_Work to complete_
Every line below that contains "xlabel" is to be copied.

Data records
· · · ·
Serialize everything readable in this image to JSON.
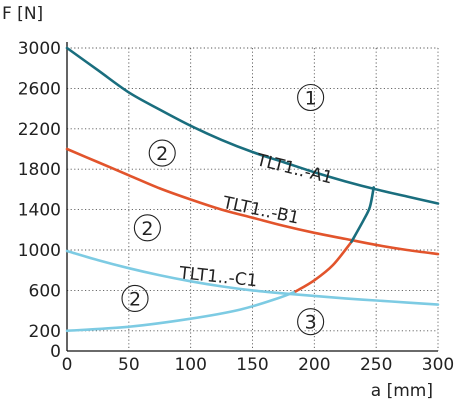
{
  "chart_data": {
    "type": "line",
    "title": "",
    "xlabel": "a [mm]",
    "ylabel": "F [N]",
    "xlim": [
      0,
      300
    ],
    "ylim": [
      0,
      3000
    ],
    "x_ticks": [
      0,
      50,
      100,
      150,
      200,
      250,
      300
    ],
    "y_ticks": [
      0,
      200,
      600,
      1000,
      1400,
      1800,
      2200,
      2600,
      3000
    ],
    "x_grid": [
      0,
      50,
      100,
      150,
      200,
      250,
      300
    ],
    "y_grid": [
      200,
      600,
      1000,
      1400,
      1800,
      2200,
      2600,
      3000
    ],
    "grid": true,
    "grid_style": "dotted",
    "series": [
      {
        "name": "TLT1..-A1",
        "color": "#1a6e7e",
        "x": [
          0,
          25,
          50,
          75,
          100,
          125,
          150,
          175,
          200,
          225,
          250,
          275,
          300
        ],
        "y": [
          3000,
          2780,
          2560,
          2390,
          2230,
          2090,
          1970,
          1870,
          1770,
          1680,
          1600,
          1530,
          1460
        ]
      },
      {
        "name": "TLT1..-B1",
        "color": "#e2542c",
        "x": [
          0,
          25,
          50,
          75,
          100,
          125,
          150,
          175,
          200,
          225,
          250,
          275,
          300
        ],
        "y": [
          2000,
          1870,
          1740,
          1610,
          1500,
          1400,
          1320,
          1240,
          1170,
          1110,
          1050,
          1000,
          960
        ]
      },
      {
        "name": "TLT1..-C1",
        "color": "#7dcbe3",
        "x": [
          0,
          25,
          50,
          75,
          100,
          125,
          150,
          175,
          200,
          225,
          250,
          275,
          300
        ],
        "y": [
          990,
          900,
          820,
          750,
          690,
          640,
          600,
          570,
          545,
          520,
          500,
          480,
          460
        ]
      }
    ],
    "boundary_curve": {
      "x": [
        0,
        50,
        100,
        140,
        170,
        185,
        200,
        215,
        230,
        240,
        245,
        248
      ],
      "y": [
        200,
        240,
        320,
        410,
        520,
        590,
        700,
        850,
        1080,
        1300,
        1430,
        1620
      ],
      "segments": [
        {
          "color": "#7dcbe3",
          "until_index": 5
        },
        {
          "color": "#e2542c",
          "until_index": 8
        },
        {
          "color": "#1a6e7e",
          "until_index": 11
        }
      ]
    },
    "curve_labels": [
      {
        "text": "TLT1..-A1",
        "x": 183,
        "y": 1750,
        "angle": 14
      },
      {
        "text": "TLT1..-B1",
        "x": 156,
        "y": 1340,
        "angle": 12
      },
      {
        "text": "TLT1..-C1",
        "x": 122,
        "y": 680,
        "angle": 6
      }
    ],
    "regions": [
      {
        "text": "1",
        "x": 197,
        "y": 2510
      },
      {
        "text": "2",
        "x": 77,
        "y": 1960
      },
      {
        "text": "2",
        "x": 65,
        "y": 1220
      },
      {
        "text": "2",
        "x": 55,
        "y": 520
      },
      {
        "text": "3",
        "x": 197,
        "y": 290
      }
    ]
  }
}
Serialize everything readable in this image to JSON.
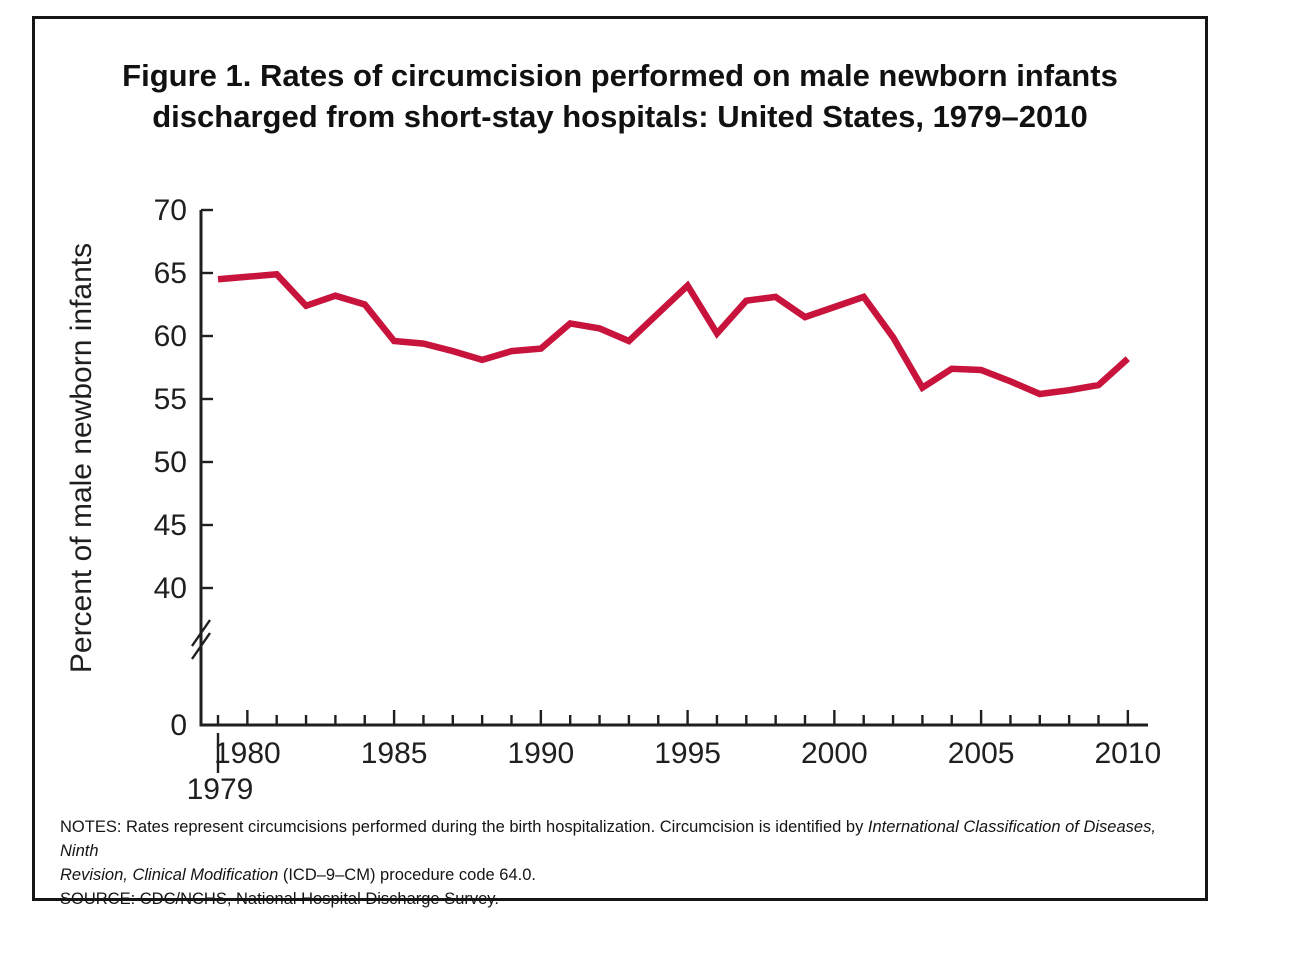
{
  "figure": {
    "title_line1": "Figure 1. Rates of circumcision performed on male newborn infants",
    "title_line2": "discharged from short-stay hospitals: United States, 1979–2010"
  },
  "notes": {
    "line1_regular": "NOTES: Rates represent circumcisions performed during the birth hospitalization. Circumcision is identified by ",
    "line1_italic": "International Classification of Diseases, Ninth",
    "line2_italic": "Revision, Clinical Modification",
    "line2_regular": " (ICD–9–CM) procedure code 64.0.",
    "source": "SOURCE: CDC/NCHS, National Hospital Discharge Survey."
  },
  "chart_data": {
    "type": "line",
    "title": "Figure 1. Rates of circumcision performed on male newborn infants discharged from short-stay hospitals: United States, 1979–2010",
    "xlabel": "",
    "ylabel": "Percent of male newborn infants",
    "x": [
      1979,
      1980,
      1981,
      1982,
      1983,
      1984,
      1985,
      1986,
      1987,
      1988,
      1989,
      1990,
      1991,
      1992,
      1993,
      1994,
      1995,
      1996,
      1997,
      1998,
      1999,
      2000,
      2001,
      2002,
      2003,
      2004,
      2005,
      2006,
      2007,
      2008,
      2009,
      2010
    ],
    "series": [
      {
        "name": "Percent of male newborn infants circumcised",
        "values": [
          64.5,
          64.7,
          64.9,
          62.4,
          63.2,
          62.5,
          59.6,
          59.4,
          58.8,
          58.1,
          58.8,
          59.0,
          61.0,
          60.6,
          59.6,
          61.8,
          64.0,
          60.2,
          62.8,
          63.1,
          61.5,
          62.3,
          63.1,
          59.9,
          55.9,
          57.4,
          57.3,
          56.4,
          55.4,
          55.7,
          56.1,
          58.2
        ]
      }
    ],
    "ylim": [
      0,
      70
    ],
    "y_ticks": [
      70,
      65,
      60,
      55,
      50,
      45,
      40,
      0
    ],
    "y_axis_break_between": [
      0,
      40
    ],
    "x_tick_labels": [
      1979,
      1980,
      1985,
      1990,
      1995,
      2000,
      2005,
      2010
    ],
    "x_minor_tick_step": 1,
    "grid": false,
    "legend": "none",
    "line_color": "#C8143C",
    "axis_color": "#1f1f1f"
  }
}
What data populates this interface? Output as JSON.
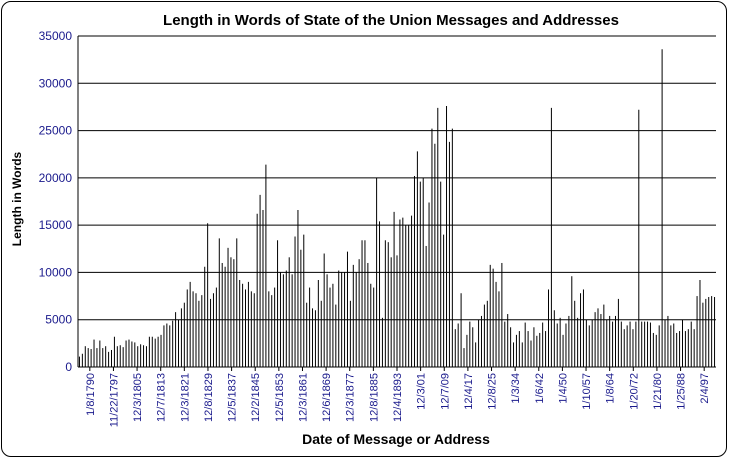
{
  "chart_data": {
    "type": "bar",
    "title": "Length in Words of State of the Union Messages and Addresses",
    "xlabel": "Date of Message or Address",
    "ylabel": "Length in Words",
    "ylim": [
      0,
      35000
    ],
    "yticks": [
      0,
      5000,
      10000,
      15000,
      20000,
      25000,
      30000,
      35000
    ],
    "xtick_labels": [
      "1/8/1790",
      "11/22/1797",
      "12/3/1805",
      "12/7/1813",
      "12/3/1821",
      "12/8/1829",
      "12/5/1837",
      "12/2/1845",
      "12/5/1853",
      "12/3/1861",
      "12/6/1869",
      "12/3/1877",
      "12/8/1885",
      "12/4/1893",
      "12/3/01",
      "12/7/09",
      "12/4/17",
      "12/8/25",
      "1/3/34",
      "1/6/42",
      "1/4/50",
      "1/10/57",
      "1/8/64",
      "1/20/72",
      "1/21/80",
      "1/25/88",
      "2/4/97"
    ],
    "grid": true,
    "legend": "none",
    "bar_color": "#000000",
    "values": [
      1100,
      1400,
      2200,
      2000,
      1900,
      2900,
      2000,
      2800,
      2000,
      2200,
      1600,
      1800,
      3200,
      2200,
      2300,
      2100,
      2800,
      2900,
      2700,
      2600,
      2200,
      2400,
      2300,
      2200,
      3200,
      3200,
      3000,
      3200,
      3400,
      4400,
      4600,
      4400,
      4900,
      5800,
      5000,
      6200,
      6800,
      8200,
      9000,
      8000,
      7800,
      7000,
      7600,
      10600,
      15200,
      7200,
      7800,
      8400,
      13600,
      11000,
      10600,
      12600,
      11600,
      11400,
      13600,
      9200,
      8800,
      8200,
      9000,
      8000,
      7800,
      16200,
      18200,
      16600,
      21400,
      8000,
      7600,
      8400,
      13400,
      10000,
      9800,
      10200,
      11600,
      9800,
      13800,
      16600,
      12400,
      14000,
      6800,
      8400,
      6200,
      6000,
      9200,
      7000,
      12000,
      9800,
      8400,
      8800,
      6600,
      10200,
      10000,
      10000,
      12200,
      7000,
      10800,
      10000,
      11400,
      13400,
      13400,
      11000,
      8800,
      8400,
      20000,
      15400,
      5200,
      13400,
      13200,
      11600,
      16400,
      11800,
      15600,
      15800,
      15000,
      15000,
      16000,
      20200,
      22800,
      19600,
      20000,
      12800,
      17400,
      25200,
      23600,
      27400,
      19600,
      14000,
      27600,
      23800,
      25200,
      4000,
      4600,
      7800,
      2000,
      3400,
      4800,
      4200,
      2600,
      5000,
      5400,
      6600,
      7000,
      10800,
      10400,
      9000,
      8000,
      11000,
      4800,
      5600,
      4200,
      2600,
      3400,
      3800,
      2600,
      4700,
      3800,
      2800,
      4200,
      3300,
      3600,
      4700,
      3800,
      8200,
      27400,
      6000,
      4600,
      5200,
      3400,
      4600,
      5400,
      9600,
      7000,
      5200,
      7800,
      8200,
      5000,
      4400,
      5000,
      5800,
      6200,
      5600,
      6600,
      5000,
      5400,
      4800,
      5400,
      7200,
      4800,
      4000,
      4400,
      4800,
      4000,
      4800,
      27200,
      4800,
      4800,
      4800,
      4700,
      3600,
      3400,
      4400,
      33600,
      5000,
      5400,
      4400,
      4600,
      3600,
      3800,
      5000,
      3800,
      4000,
      4800,
      4000,
      7500,
      9200,
      6800,
      7200,
      7400,
      7500,
      7400
    ]
  }
}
· · · ·
_Full answer_
    "xlabel": "a [mm]",
    "xlabel": "",
    "xlabel": "Date of Message or Address",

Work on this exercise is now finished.